--- DIRECTIONS ---
Repeat all the records exactly, omitting pictures.

--- LISTED RECORDS ---
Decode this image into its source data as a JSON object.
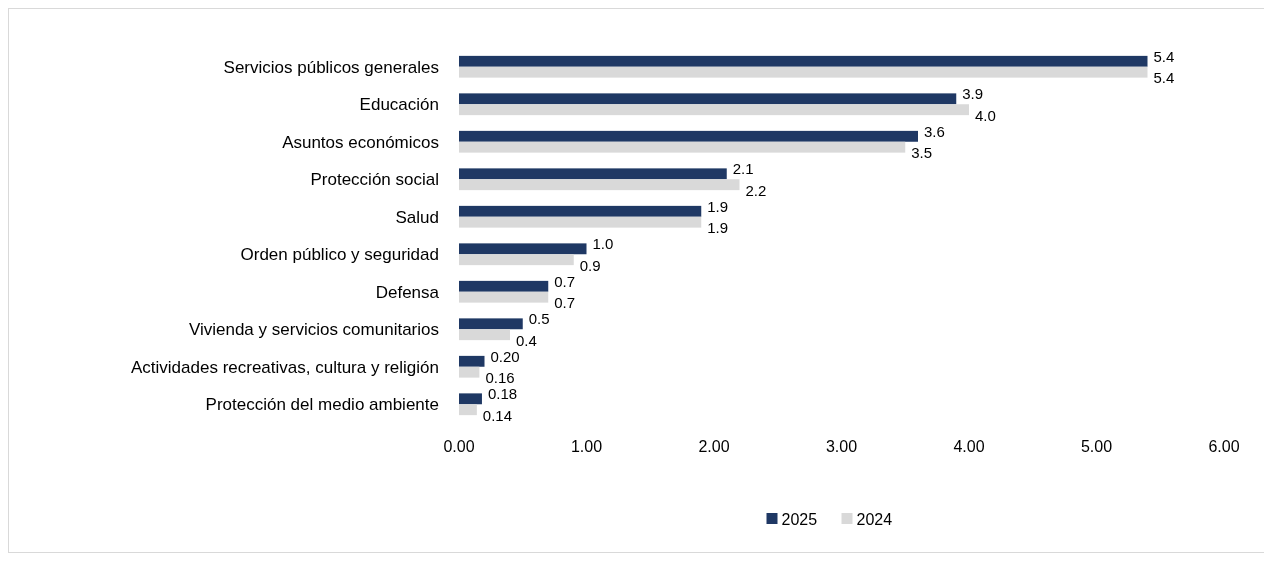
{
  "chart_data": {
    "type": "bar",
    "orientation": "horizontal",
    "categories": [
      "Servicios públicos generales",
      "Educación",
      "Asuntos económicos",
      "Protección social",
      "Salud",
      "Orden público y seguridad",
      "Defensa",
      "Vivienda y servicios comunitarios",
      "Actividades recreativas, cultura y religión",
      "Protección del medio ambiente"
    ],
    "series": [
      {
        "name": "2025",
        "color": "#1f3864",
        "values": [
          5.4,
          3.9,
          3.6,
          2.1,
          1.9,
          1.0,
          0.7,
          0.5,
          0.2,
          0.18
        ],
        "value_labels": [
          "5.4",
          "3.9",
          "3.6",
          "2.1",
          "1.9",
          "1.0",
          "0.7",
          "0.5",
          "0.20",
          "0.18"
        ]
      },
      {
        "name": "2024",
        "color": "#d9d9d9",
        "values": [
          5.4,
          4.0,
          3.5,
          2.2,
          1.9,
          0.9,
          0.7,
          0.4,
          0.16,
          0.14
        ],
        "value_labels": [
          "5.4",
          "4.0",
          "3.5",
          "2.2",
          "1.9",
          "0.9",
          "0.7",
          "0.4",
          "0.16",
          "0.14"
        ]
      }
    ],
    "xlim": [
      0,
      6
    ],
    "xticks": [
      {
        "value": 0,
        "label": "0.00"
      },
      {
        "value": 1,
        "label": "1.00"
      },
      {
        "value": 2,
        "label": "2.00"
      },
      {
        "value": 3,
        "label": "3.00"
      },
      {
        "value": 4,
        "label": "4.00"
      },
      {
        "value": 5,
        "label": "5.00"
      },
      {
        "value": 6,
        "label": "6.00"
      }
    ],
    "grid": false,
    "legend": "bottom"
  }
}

--- EXERCISE RESULT ---
Decode this image into its source data as a JSON object.
{
  "chart_data": {
    "type": "bar",
    "orientation": "horizontal",
    "categories": [
      "Servicios públicos generales",
      "Educación",
      "Asuntos económicos",
      "Protección social",
      "Salud",
      "Orden público y seguridad",
      "Defensa",
      "Vivienda y servicios comunitarios",
      "Actividades recreativas, cultura y religión",
      "Protección del medio ambiente"
    ],
    "series": [
      {
        "name": "2025",
        "color": "#1f3864",
        "values": [
          5.4,
          3.9,
          3.6,
          2.1,
          1.9,
          1.0,
          0.7,
          0.5,
          0.2,
          0.18
        ],
        "value_labels": [
          "5.4",
          "3.9",
          "3.6",
          "2.1",
          "1.9",
          "1.0",
          "0.7",
          "0.5",
          "0.20",
          "0.18"
        ]
      },
      {
        "name": "2024",
        "color": "#d9d9d9",
        "values": [
          5.4,
          4.0,
          3.5,
          2.2,
          1.9,
          0.9,
          0.7,
          0.4,
          0.16,
          0.14
        ],
        "value_labels": [
          "5.4",
          "4.0",
          "3.5",
          "2.2",
          "1.9",
          "0.9",
          "0.7",
          "0.4",
          "0.16",
          "0.14"
        ]
      }
    ],
    "xlim": [
      0,
      6
    ],
    "xticks": [
      {
        "value": 0,
        "label": "0.00"
      },
      {
        "value": 1,
        "label": "1.00"
      },
      {
        "value": 2,
        "label": "2.00"
      },
      {
        "value": 3,
        "label": "3.00"
      },
      {
        "value": 4,
        "label": "4.00"
      },
      {
        "value": 5,
        "label": "5.00"
      },
      {
        "value": 6,
        "label": "6.00"
      }
    ],
    "grid": false,
    "legend": "bottom"
  }
}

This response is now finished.